# What to do
Your task is to filter the data below down to the lines holding "xlabel".

# Stored dataset items
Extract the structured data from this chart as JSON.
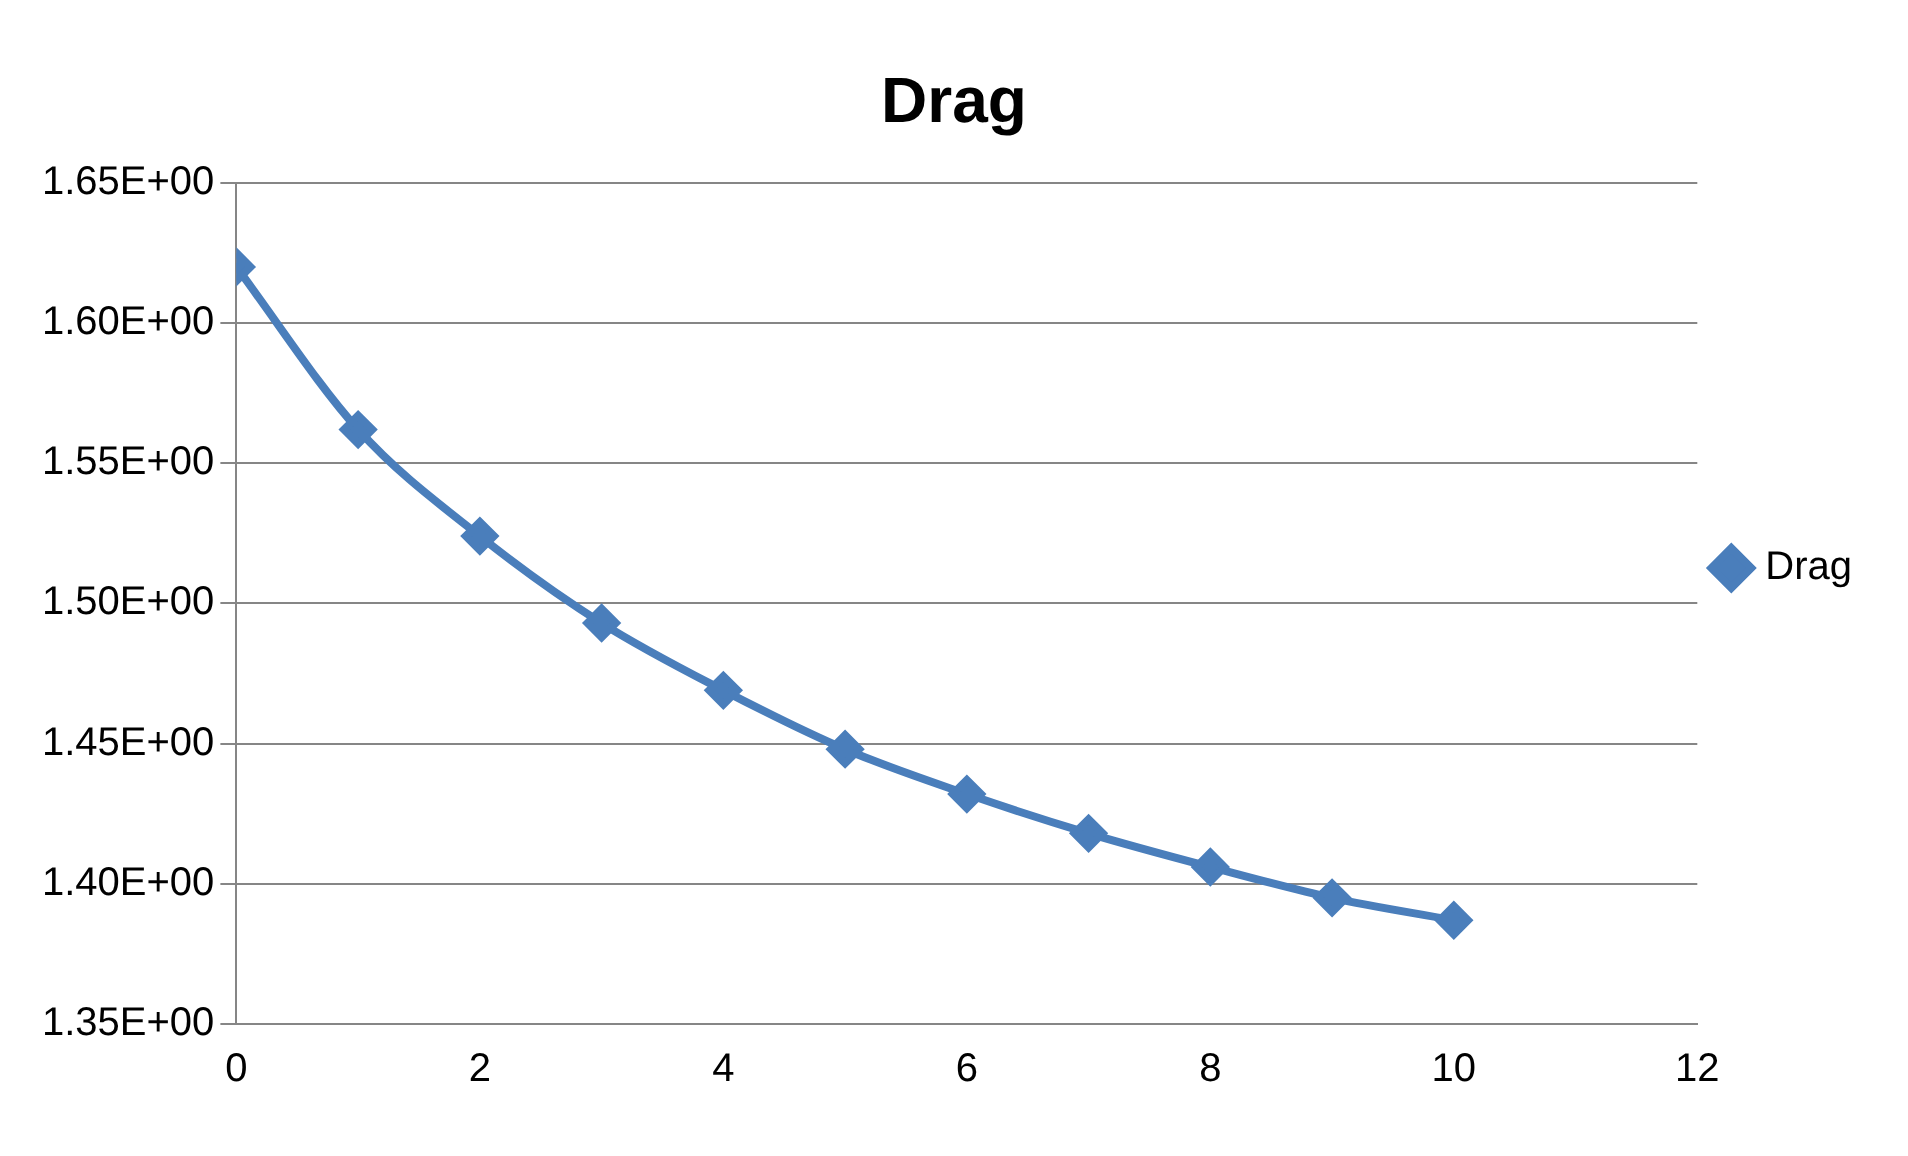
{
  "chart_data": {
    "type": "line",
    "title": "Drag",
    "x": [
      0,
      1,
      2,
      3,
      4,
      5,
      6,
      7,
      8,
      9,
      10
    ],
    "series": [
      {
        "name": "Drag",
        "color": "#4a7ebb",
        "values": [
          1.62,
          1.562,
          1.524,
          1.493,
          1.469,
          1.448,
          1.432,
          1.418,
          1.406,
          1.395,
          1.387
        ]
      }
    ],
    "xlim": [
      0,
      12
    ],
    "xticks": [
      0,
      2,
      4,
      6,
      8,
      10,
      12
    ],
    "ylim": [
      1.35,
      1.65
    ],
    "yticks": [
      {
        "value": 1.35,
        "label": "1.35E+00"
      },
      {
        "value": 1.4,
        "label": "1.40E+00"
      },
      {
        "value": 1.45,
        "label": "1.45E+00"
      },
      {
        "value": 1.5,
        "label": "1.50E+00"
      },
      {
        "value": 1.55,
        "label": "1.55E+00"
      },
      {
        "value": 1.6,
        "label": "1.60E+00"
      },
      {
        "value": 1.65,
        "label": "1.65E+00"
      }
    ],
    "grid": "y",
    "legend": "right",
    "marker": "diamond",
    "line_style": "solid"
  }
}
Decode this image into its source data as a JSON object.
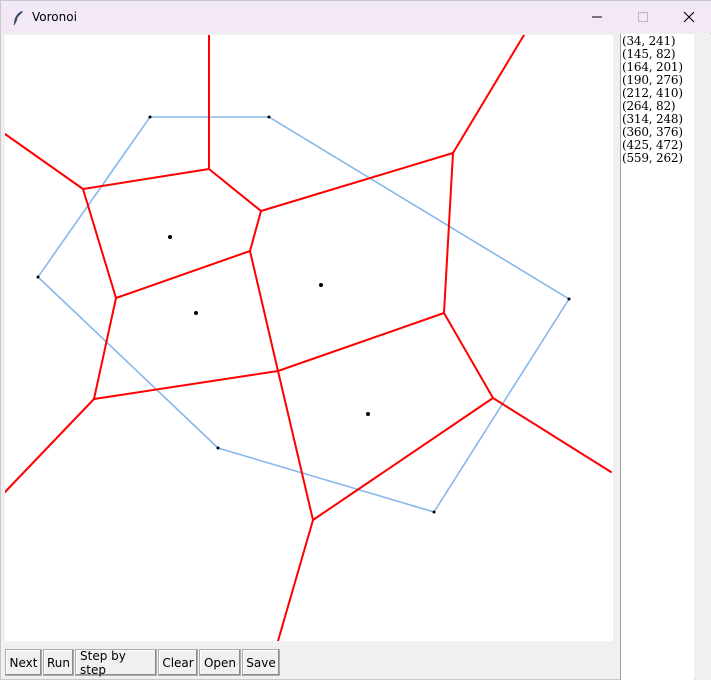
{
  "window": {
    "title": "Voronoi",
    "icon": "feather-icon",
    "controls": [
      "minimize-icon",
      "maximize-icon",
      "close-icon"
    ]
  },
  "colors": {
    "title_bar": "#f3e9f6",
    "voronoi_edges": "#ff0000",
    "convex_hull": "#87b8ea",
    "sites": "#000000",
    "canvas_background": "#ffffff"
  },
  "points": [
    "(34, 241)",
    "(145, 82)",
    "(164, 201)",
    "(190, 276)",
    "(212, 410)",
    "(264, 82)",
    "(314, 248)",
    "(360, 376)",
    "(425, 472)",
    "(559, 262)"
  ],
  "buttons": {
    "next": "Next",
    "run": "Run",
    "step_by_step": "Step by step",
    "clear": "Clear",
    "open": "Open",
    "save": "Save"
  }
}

...

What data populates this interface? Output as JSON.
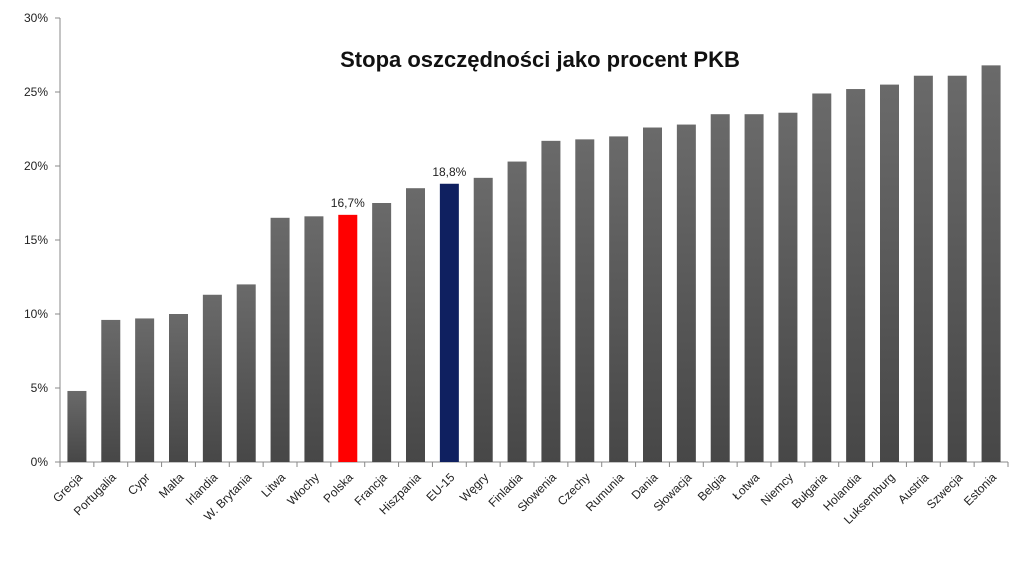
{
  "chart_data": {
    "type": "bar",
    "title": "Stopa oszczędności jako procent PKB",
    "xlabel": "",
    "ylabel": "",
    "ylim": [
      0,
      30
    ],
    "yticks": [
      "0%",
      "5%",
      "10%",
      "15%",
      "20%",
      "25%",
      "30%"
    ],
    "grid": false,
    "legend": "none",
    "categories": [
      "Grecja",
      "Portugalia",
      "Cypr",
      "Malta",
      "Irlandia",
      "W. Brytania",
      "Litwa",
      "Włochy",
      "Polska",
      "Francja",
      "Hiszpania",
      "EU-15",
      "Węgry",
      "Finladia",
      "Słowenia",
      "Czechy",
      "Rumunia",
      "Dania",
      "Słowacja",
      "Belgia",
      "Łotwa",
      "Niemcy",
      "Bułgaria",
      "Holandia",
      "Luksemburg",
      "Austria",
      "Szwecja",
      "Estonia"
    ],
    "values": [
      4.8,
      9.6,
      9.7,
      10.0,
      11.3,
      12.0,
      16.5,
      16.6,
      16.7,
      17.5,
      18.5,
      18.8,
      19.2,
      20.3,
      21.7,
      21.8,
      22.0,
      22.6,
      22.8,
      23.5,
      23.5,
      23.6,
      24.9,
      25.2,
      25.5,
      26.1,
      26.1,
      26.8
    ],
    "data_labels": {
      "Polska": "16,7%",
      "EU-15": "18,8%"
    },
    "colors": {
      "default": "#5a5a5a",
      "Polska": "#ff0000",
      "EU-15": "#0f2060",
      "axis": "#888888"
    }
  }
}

---

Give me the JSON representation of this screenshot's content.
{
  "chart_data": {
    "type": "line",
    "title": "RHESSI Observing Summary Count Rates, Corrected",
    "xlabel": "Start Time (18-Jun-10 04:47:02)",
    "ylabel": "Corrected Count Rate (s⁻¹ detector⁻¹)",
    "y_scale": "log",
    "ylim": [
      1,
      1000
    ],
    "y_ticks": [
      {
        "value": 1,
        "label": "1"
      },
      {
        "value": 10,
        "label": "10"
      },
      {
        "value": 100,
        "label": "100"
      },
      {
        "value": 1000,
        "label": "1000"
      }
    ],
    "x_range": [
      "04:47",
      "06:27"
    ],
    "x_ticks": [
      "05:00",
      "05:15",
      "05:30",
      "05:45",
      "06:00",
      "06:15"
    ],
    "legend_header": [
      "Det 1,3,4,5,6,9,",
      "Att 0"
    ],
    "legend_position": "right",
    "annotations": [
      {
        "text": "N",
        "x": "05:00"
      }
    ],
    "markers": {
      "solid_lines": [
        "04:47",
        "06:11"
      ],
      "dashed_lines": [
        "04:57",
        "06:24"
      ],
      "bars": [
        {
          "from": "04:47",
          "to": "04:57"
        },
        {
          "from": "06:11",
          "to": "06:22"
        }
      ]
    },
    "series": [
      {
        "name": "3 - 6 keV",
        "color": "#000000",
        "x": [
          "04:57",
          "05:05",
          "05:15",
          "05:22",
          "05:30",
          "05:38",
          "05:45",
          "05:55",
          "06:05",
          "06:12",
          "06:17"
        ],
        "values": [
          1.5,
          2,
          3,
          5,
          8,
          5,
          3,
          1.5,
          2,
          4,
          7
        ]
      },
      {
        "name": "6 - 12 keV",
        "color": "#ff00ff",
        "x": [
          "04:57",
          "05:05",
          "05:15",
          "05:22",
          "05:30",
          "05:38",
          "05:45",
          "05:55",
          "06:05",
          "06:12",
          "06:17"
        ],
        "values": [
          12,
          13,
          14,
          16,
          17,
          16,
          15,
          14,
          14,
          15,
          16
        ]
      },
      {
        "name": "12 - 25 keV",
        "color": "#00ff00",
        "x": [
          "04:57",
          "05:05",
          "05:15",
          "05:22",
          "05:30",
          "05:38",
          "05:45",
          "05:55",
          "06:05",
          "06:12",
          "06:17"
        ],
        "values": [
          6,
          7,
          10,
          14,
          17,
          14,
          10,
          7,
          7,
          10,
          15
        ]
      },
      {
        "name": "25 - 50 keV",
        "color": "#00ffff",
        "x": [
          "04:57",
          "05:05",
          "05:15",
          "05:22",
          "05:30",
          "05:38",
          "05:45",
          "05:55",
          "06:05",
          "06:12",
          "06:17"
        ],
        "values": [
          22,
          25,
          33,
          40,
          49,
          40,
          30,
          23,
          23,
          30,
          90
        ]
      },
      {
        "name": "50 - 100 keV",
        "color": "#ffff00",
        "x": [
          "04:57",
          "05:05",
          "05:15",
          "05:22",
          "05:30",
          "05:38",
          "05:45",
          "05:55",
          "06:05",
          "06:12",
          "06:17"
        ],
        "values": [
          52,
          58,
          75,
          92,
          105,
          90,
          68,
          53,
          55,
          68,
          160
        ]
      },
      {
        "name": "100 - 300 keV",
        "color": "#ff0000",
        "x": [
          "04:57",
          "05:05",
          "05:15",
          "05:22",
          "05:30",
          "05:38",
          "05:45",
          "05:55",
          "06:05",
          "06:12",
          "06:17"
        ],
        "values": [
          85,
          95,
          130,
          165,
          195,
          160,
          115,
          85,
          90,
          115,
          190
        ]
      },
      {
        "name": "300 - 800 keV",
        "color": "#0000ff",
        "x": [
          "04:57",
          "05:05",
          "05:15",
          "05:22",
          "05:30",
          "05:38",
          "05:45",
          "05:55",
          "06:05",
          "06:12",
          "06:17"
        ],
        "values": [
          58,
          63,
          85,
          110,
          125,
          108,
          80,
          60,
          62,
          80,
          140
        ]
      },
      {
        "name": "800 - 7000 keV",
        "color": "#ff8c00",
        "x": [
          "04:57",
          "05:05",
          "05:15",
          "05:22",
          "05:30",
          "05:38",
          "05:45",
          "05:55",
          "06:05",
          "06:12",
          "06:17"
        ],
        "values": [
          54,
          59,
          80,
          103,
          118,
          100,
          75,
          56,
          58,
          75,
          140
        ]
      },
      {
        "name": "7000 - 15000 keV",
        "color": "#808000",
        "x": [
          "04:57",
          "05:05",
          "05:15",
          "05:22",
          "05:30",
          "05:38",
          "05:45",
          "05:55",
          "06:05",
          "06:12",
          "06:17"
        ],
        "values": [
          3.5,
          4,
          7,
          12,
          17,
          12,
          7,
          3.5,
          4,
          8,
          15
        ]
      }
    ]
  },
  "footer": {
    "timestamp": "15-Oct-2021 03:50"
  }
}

# Answer to this exercise
    "xlabel": "",
    "xlabel": "Start Time (18-Jun-10 04:47:02)",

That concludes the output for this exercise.